**TASK GOAL**: Pull out every line below that contains the word "this".

[Recorded data]
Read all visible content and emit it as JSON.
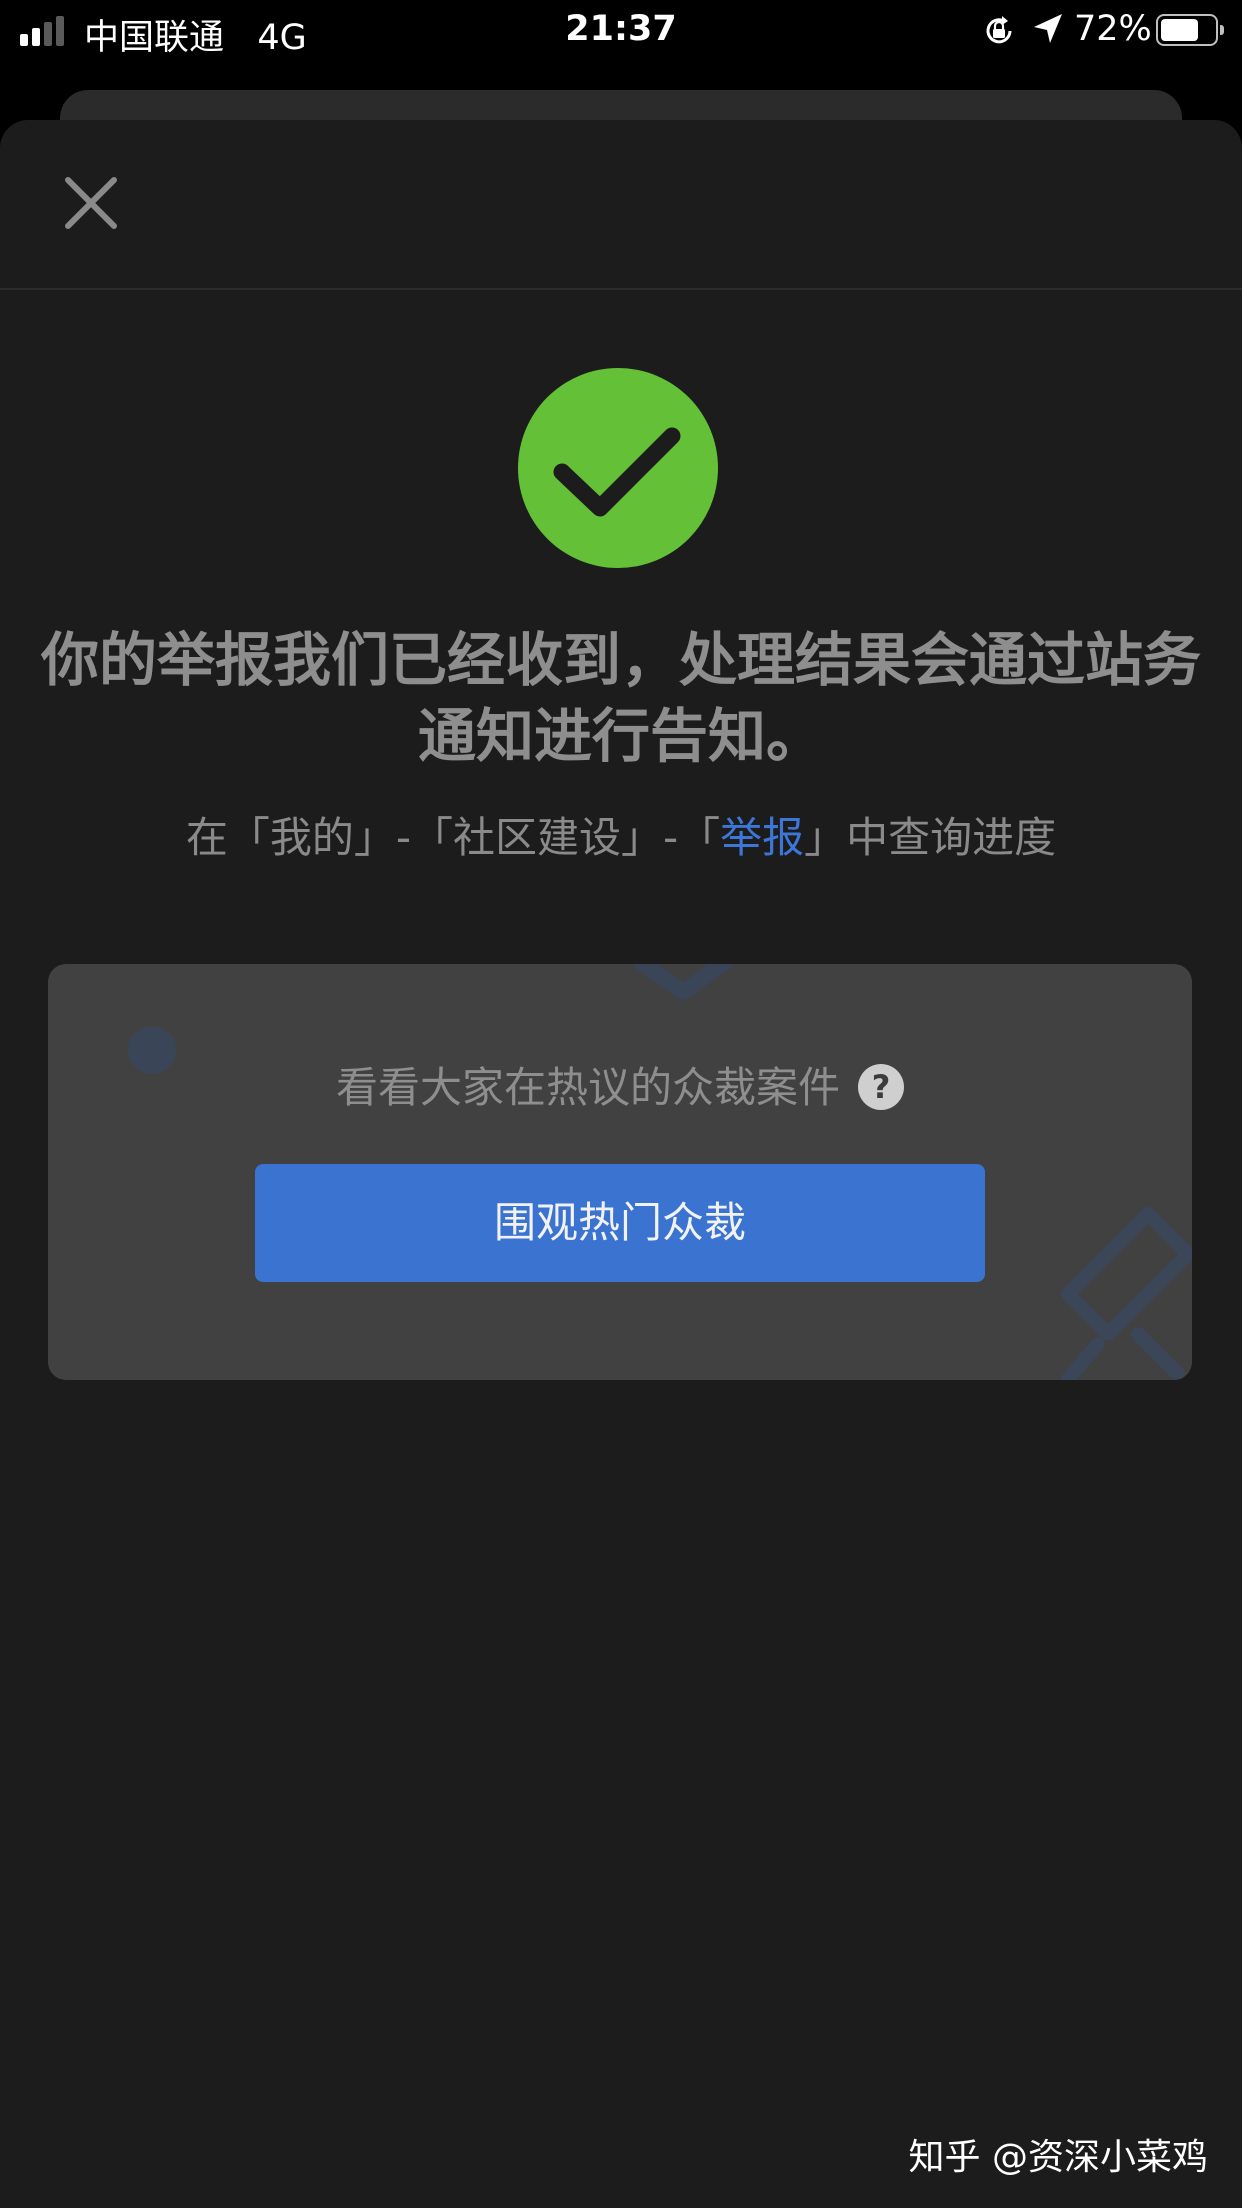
{
  "status_bar": {
    "carrier": "中国联通",
    "network": "4G",
    "time": "21:37",
    "battery_percent": "72%",
    "battery_level": 0.72,
    "signal_bars": 2,
    "signal_bars_total": 4,
    "icons": [
      "signal-icon",
      "rotation-lock-icon",
      "location-arrow-icon",
      "battery-icon"
    ]
  },
  "header": {
    "close_icon": "close-icon"
  },
  "result": {
    "icon": "checkmark-circle-icon",
    "message": "你的举报我们已经收到，处理结果会通过站务通知进行告知。",
    "hint_prefix": "在「我的」-「社区建设」-「",
    "hint_link": "举报",
    "hint_suffix": "」中查询进度"
  },
  "jury_card": {
    "prompt": "看看大家在热议的众裁案件",
    "help_icon": "?",
    "button_label": "围观热门众裁"
  },
  "watermark": "知乎 @资深小菜鸡",
  "colors": {
    "background": "#1c1c1c",
    "success_green": "#64c037",
    "link_blue": "#3d76d6",
    "button_blue": "#3a73d0",
    "card_bg": "#414141"
  }
}
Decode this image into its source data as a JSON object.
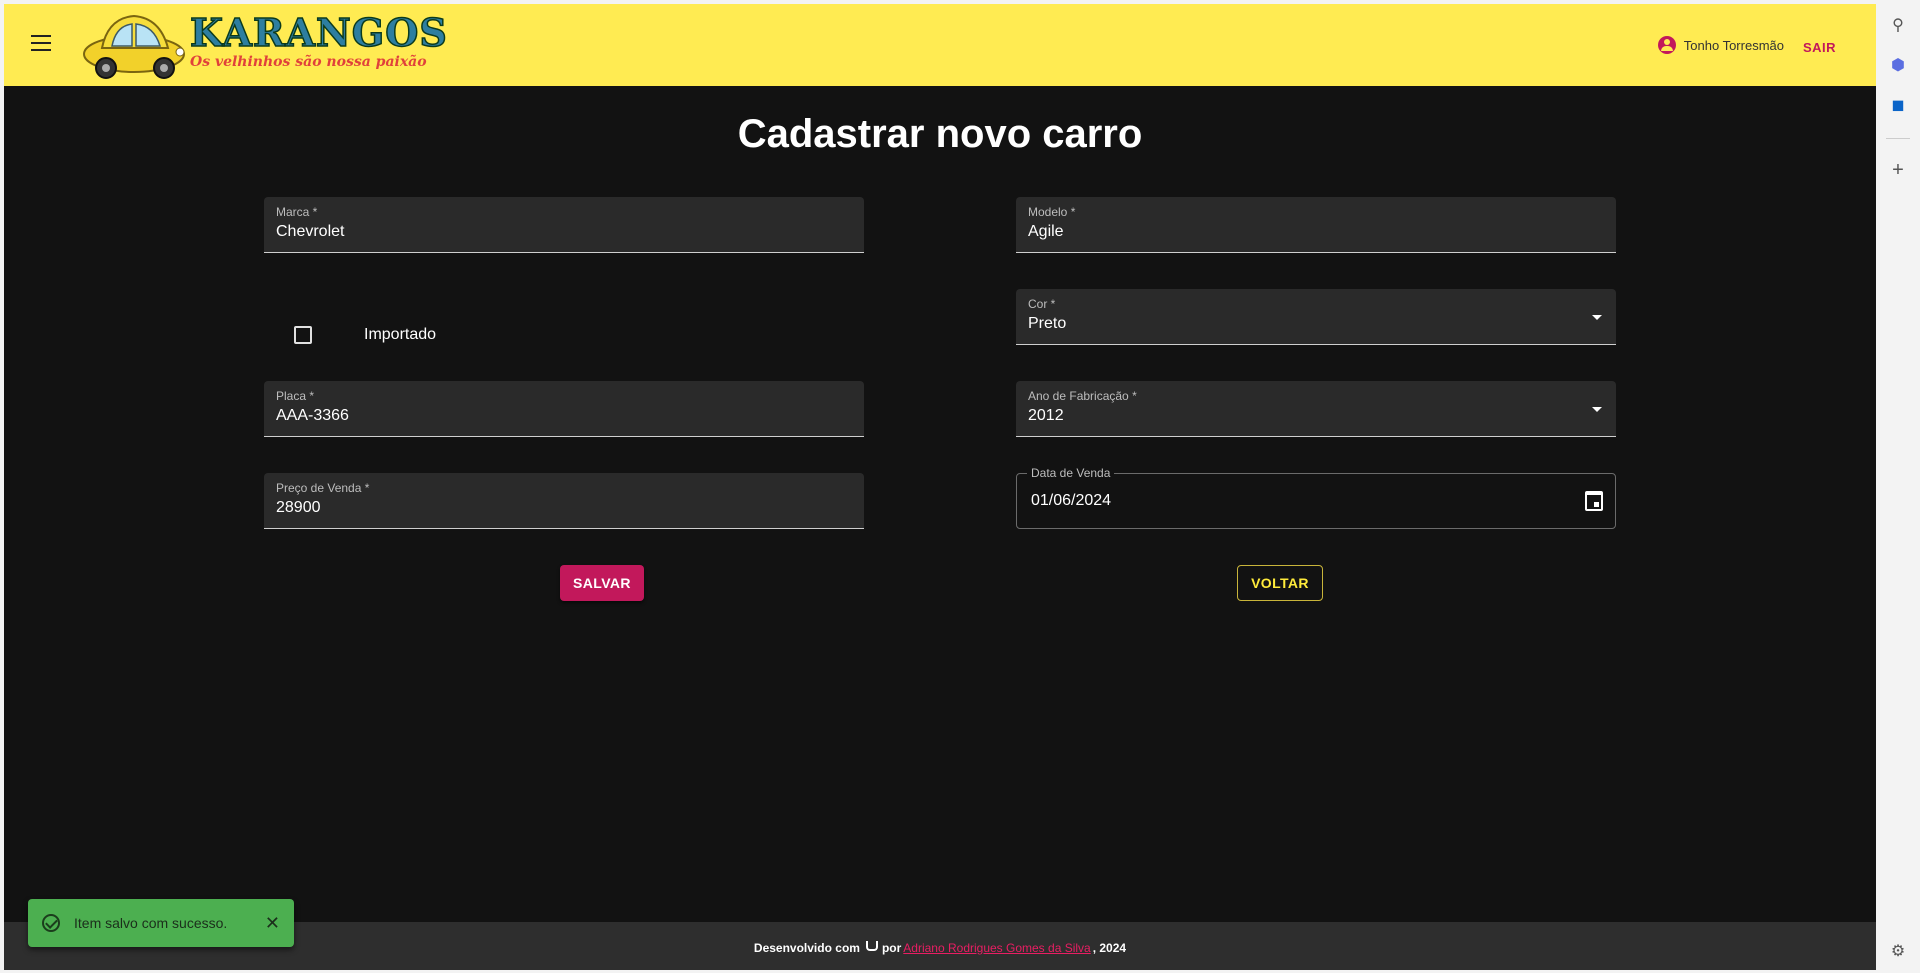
{
  "header": {
    "logo_title": "KARANGOS",
    "logo_subtitle": "Os velhinhos são nossa paixão",
    "user_name": "Tonho Torresmão",
    "logout_label": "SAIR"
  },
  "page": {
    "title": "Cadastrar novo carro"
  },
  "form": {
    "marca": {
      "label": "Marca *",
      "value": "Chevrolet"
    },
    "modelo": {
      "label": "Modelo *",
      "value": "Agile"
    },
    "importado": {
      "label": "Importado",
      "checked": false
    },
    "cor": {
      "label": "Cor *",
      "value": "Preto"
    },
    "placa": {
      "label": "Placa *",
      "value": "AAA-3366"
    },
    "ano": {
      "label": "Ano de Fabricação *",
      "value": "2012"
    },
    "preco": {
      "label": "Preço de Venda *",
      "value": "28900"
    },
    "data_venda": {
      "label": "Data de Venda",
      "value": "01/06/2024"
    },
    "save_label": "SALVAR",
    "back_label": "VOLTAR"
  },
  "footer": {
    "prefix": "Desenvolvido com",
    "by": "por",
    "author": "Adriano Rodrigues Gomes da Silva",
    "suffix": ", 2024"
  },
  "snackbar": {
    "message": "Item salvo com sucesso.",
    "close_glyph": "✕"
  },
  "colors": {
    "topbar": "#ffeb52",
    "background": "#121212",
    "primary": "#c2185b",
    "secondary": "#ffeb3b",
    "success": "#4caf50"
  }
}
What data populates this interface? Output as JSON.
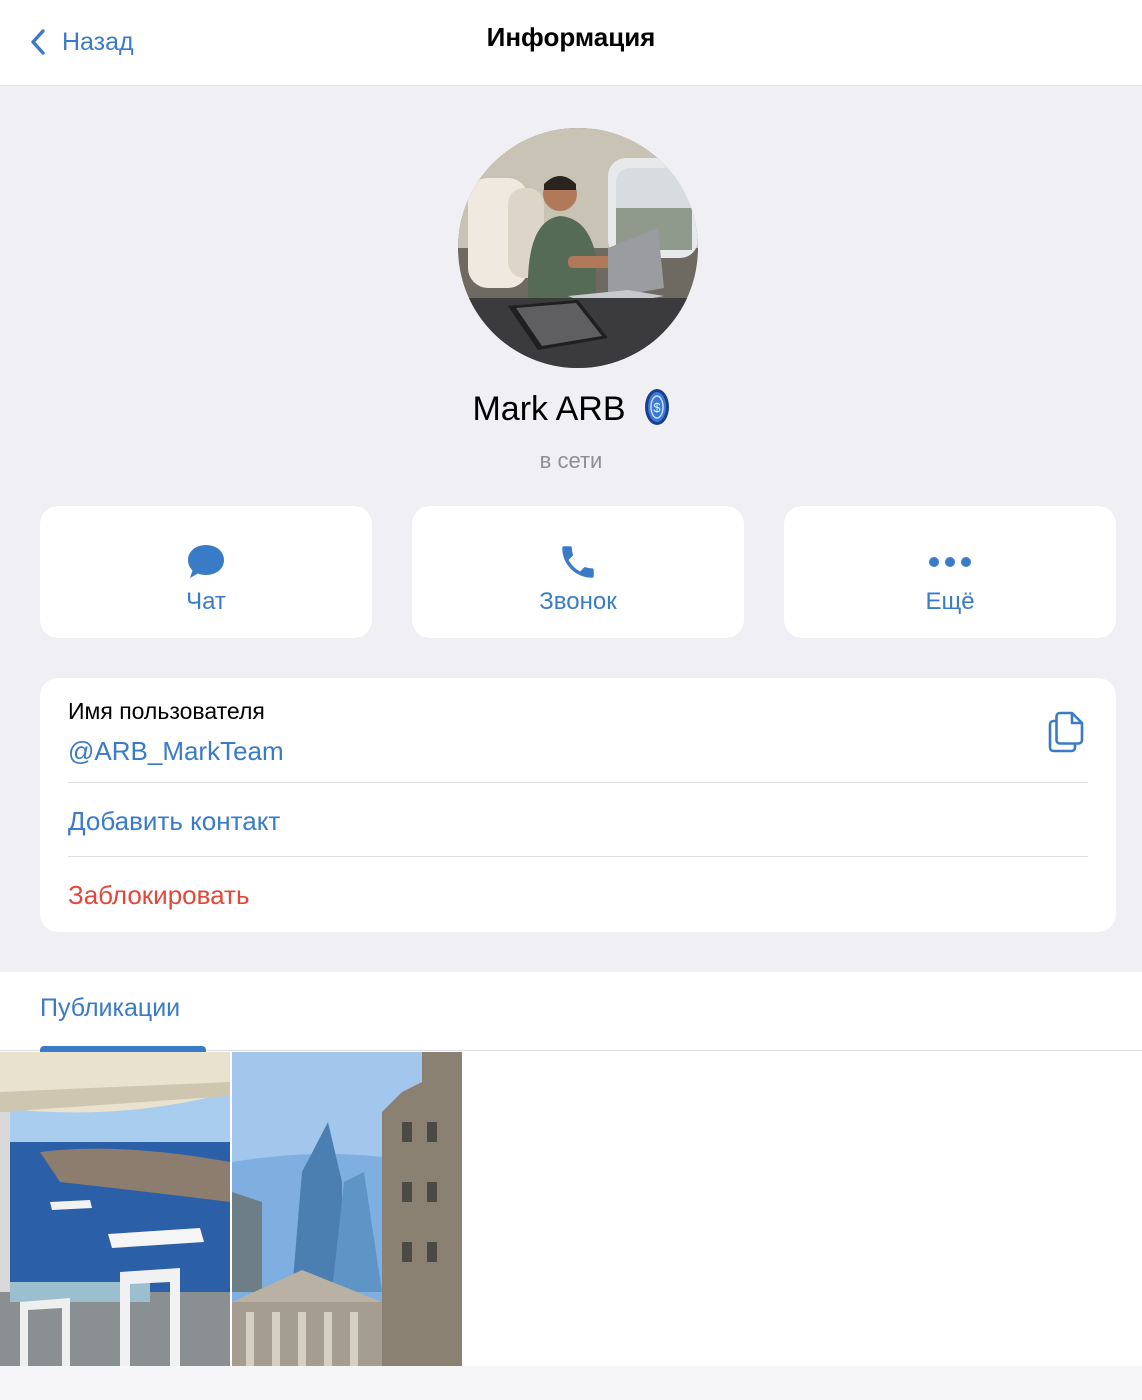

**THE COMPLETED TASK**:
Decode this image into its source data as a JSON object.
What data populates this interface? Output as JSON.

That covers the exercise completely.